● **Problem to work on**
In your copy, reproduce the entries exactly as they are, minus the images.
═══ Extracted records
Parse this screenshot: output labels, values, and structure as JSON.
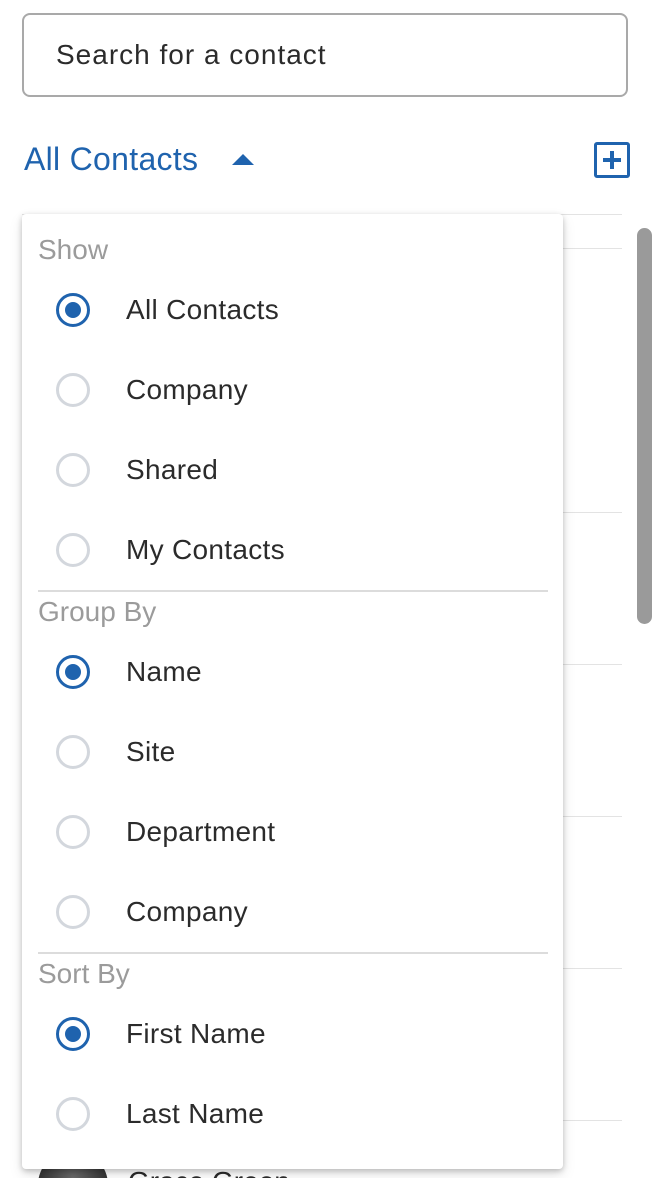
{
  "search": {
    "placeholder": "Search for a contact",
    "value": ""
  },
  "filter": {
    "label": "All Contacts",
    "expanded": true
  },
  "add_contact": {
    "icon": "plus-square-icon"
  },
  "list": {
    "partial_contact_name": "Grace Green"
  },
  "dropdown": {
    "show": {
      "title": "Show",
      "options": [
        {
          "label": "All Contacts",
          "checked": true
        },
        {
          "label": "Company",
          "checked": false
        },
        {
          "label": "Shared",
          "checked": false
        },
        {
          "label": "My Contacts",
          "checked": false
        }
      ]
    },
    "group_by": {
      "title": "Group By",
      "options": [
        {
          "label": "Name",
          "checked": true
        },
        {
          "label": "Site",
          "checked": false
        },
        {
          "label": "Department",
          "checked": false
        },
        {
          "label": "Company",
          "checked": false
        }
      ]
    },
    "sort_by": {
      "title": "Sort By",
      "options": [
        {
          "label": "First Name",
          "checked": true
        },
        {
          "label": "Last Name",
          "checked": false
        }
      ]
    }
  },
  "colors": {
    "accent": "#1f63ae",
    "text": "#2b2b2b",
    "muted": "#9b9b9b",
    "radio_border": "#d3d7dd"
  }
}
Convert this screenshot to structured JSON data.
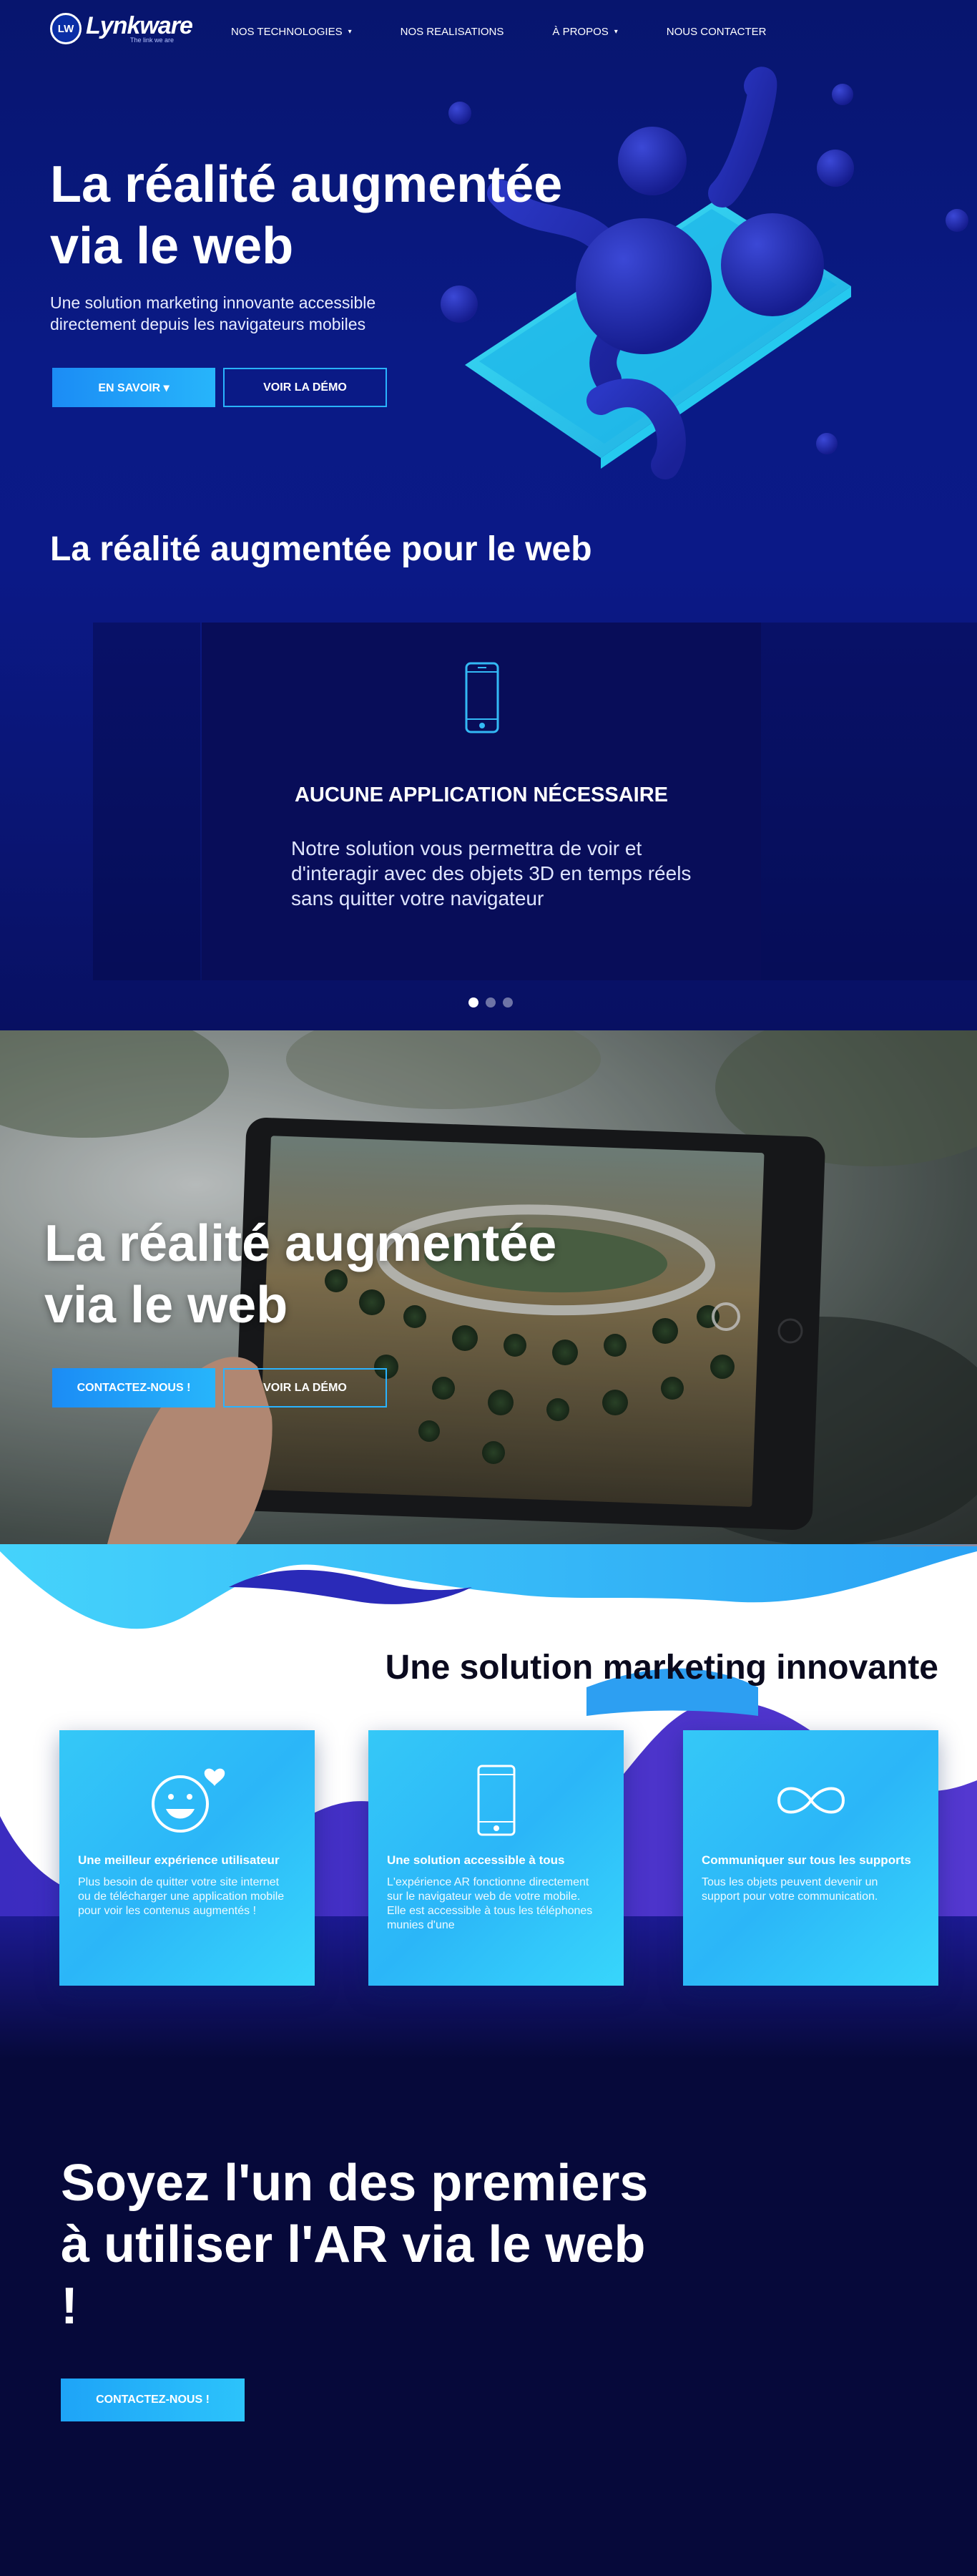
{
  "nav": {
    "logo_badge": "LW",
    "logo_name": "Lynkware",
    "logo_tagline": "The link we are",
    "items": [
      {
        "label": "NOS TECHNOLOGIES",
        "caret": "▾"
      },
      {
        "label": "NOS REALISATIONS",
        "caret": ""
      },
      {
        "label": "À PROPOS",
        "caret": "▾"
      },
      {
        "label": "NOUS CONTACTER",
        "caret": ""
      }
    ]
  },
  "hero": {
    "title": "La réalité augmentée via le web",
    "subtitle": "Une solution marketing innovante accessible directement depuis les navigateurs mobiles",
    "primary_button": "EN SAVOIR ▾",
    "secondary_button": "VOIR LA  DÉMO"
  },
  "section": {
    "title": "La réalité augmentée pour le web"
  },
  "slider": {
    "heading": "AUCUNE APPLICATION NÉCESSAIRE",
    "text": "Notre solution vous permettra de voir et d'interagir avec des objets 3D en temps réels sans quitter votre navigateur",
    "icon": "smartphone-icon",
    "dots": 3,
    "active_dot": 0
  },
  "photo": {
    "title": "La réalité augmentée via le web",
    "primary_button": "CONTACTEZ-NOUS !",
    "secondary_button": "VOIR LA  DÉMO"
  },
  "features": {
    "title": "Une solution marketing innovante",
    "cards": [
      {
        "icon": "smiley-heart-icon",
        "title": "Une meilleur expérience utilisateur",
        "text": "Plus besoin de quitter votre site internet ou de télécharger une application mobile pour voir les contenus augmentés !"
      },
      {
        "icon": "smartphone-icon",
        "title": "Une solution accessible à tous",
        "text": "L'expérience AR fonctionne directement sur le navigateur web de votre mobile. Elle est accessible à tous les téléphones munies d'une"
      },
      {
        "icon": "infinity-icon",
        "title": "Communiquer sur tous les supports",
        "text": "Tous les objets peuvent devenir un support pour votre communication."
      }
    ]
  },
  "cta": {
    "title": "Soyez l'un des premiers à utiliser l'AR via le web !",
    "button": "CONTACTEZ-NOUS !"
  },
  "colors": {
    "hero_bg": "#0a1a86",
    "accent": "#27b5fb",
    "cta_bg": "#06093a",
    "card": "#2bb6f8"
  }
}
══════
● **Written response**
Parse this screenshot: output labels, values, and structure as JSON.
{
  "search": {
    "placeholder": "Search for a contact",
    "value": ""
  },
  "filter": {
    "label": "All Contacts",
    "expanded": true
  },
  "add_contact": {
    "icon": "plus-square-icon"
  },
  "list": {
    "partial_contact_name": "Grace Green"
  },
  "dropdown": {
    "show": {
      "title": "Show",
      "options": [
        {
          "label": "All Contacts",
          "checked": true
        },
        {
          "label": "Company",
          "checked": false
        },
        {
          "label": "Shared",
          "checked": false
        },
        {
          "label": "My Contacts",
          "checked": false
        }
      ]
    },
    "group_by": {
      "title": "Group By",
      "options": [
        {
          "label": "Name",
          "checked": true
        },
        {
          "label": "Site",
          "checked": false
        },
        {
          "label": "Department",
          "checked": false
        },
        {
          "label": "Company",
          "checked": false
        }
      ]
    },
    "sort_by": {
      "title": "Sort By",
      "options": [
        {
          "label": "First Name",
          "checked": true
        },
        {
          "label": "Last Name",
          "checked": false
        }
      ]
    }
  },
  "colors": {
    "accent": "#1f63ae",
    "text": "#2b2b2b",
    "muted": "#9b9b9b",
    "radio_border": "#d3d7dd"
  }
}
Convert this screenshot to structured JSON data.
{
  "nav": {
    "logo_badge": "LW",
    "logo_name": "Lynkware",
    "logo_tagline": "The link we are",
    "items": [
      {
        "label": "NOS TECHNOLOGIES",
        "caret": "▾"
      },
      {
        "label": "NOS REALISATIONS",
        "caret": ""
      },
      {
        "label": "À PROPOS",
        "caret": "▾"
      },
      {
        "label": "NOUS CONTACTER",
        "caret": ""
      }
    ]
  },
  "hero": {
    "title": "La réalité augmentée via le web",
    "subtitle": "Une solution marketing innovante accessible directement depuis les navigateurs mobiles",
    "primary_button": "EN SAVOIR ▾",
    "secondary_button": "VOIR LA  DÉMO"
  },
  "section": {
    "title": "La réalité augmentée pour le web"
  },
  "slider": {
    "heading": "AUCUNE APPLICATION NÉCESSAIRE",
    "text": "Notre solution vous permettra de voir et d'interagir avec des objets 3D en temps réels sans quitter votre navigateur",
    "icon": "smartphone-icon",
    "dots": 3,
    "active_dot": 0
  },
  "photo": {
    "title": "La réalité augmentée via le web",
    "primary_button": "CONTACTEZ-NOUS !",
    "secondary_button": "VOIR LA  DÉMO"
  },
  "features": {
    "title": "Une solution marketing innovante",
    "cards": [
      {
        "icon": "smiley-heart-icon",
        "title": "Une meilleur expérience utilisateur",
        "text": "Plus besoin de quitter votre site internet ou de télécharger une application mobile pour voir les contenus augmentés !"
      },
      {
        "icon": "smartphone-icon",
        "title": "Une solution accessible à tous",
        "text": "L'expérience AR fonctionne directement sur le navigateur web de votre mobile. Elle est accessible à tous les téléphones munies d'une"
      },
      {
        "icon": "infinity-icon",
        "title": "Communiquer sur tous les supports",
        "text": "Tous les objets peuvent devenir un support pour votre communication."
      }
    ]
  },
  "cta": {
    "title": "Soyez l'un des premiers à utiliser l'AR via le web !",
    "button": "CONTACTEZ-NOUS !"
  },
  "colors": {
    "hero_bg": "#0a1a86",
    "accent": "#27b5fb",
    "cta_bg": "#06093a",
    "card": "#2bb6f8"
  }
}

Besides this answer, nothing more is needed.